### TASK INSTRUCTIONS:
From the listing below, extract every line containing "name".

======== PROVIDED RECORDS ========

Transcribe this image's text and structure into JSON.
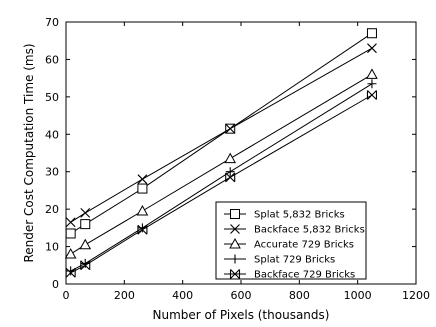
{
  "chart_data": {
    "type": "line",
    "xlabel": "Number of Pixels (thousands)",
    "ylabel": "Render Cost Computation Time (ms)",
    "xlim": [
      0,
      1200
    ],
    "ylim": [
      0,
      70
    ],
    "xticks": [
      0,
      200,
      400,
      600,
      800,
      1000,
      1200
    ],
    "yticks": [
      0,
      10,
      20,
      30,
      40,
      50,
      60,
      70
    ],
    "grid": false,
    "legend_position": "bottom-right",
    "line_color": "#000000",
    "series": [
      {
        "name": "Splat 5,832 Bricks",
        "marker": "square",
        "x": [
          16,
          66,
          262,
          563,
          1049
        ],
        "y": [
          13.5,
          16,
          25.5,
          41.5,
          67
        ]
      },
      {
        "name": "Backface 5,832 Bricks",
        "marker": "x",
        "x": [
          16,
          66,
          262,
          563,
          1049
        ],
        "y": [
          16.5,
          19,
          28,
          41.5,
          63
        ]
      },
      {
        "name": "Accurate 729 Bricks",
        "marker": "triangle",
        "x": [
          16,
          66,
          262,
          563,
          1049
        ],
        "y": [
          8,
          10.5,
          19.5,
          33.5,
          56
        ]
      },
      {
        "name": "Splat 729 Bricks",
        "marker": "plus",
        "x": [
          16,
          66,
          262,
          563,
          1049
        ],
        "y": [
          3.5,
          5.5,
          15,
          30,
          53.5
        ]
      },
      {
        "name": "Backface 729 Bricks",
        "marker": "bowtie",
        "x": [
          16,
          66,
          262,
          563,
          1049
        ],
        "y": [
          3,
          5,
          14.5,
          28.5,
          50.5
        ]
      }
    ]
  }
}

========

### THE RESULT:
        "name": "Splat 5,832 Bricks",
        "name": "Backface 5,832 Bricks",
        "name": "Accurate 729 Bricks",
        "name": "Splat 729 Bricks",
        "name": "Backface 729 Bricks",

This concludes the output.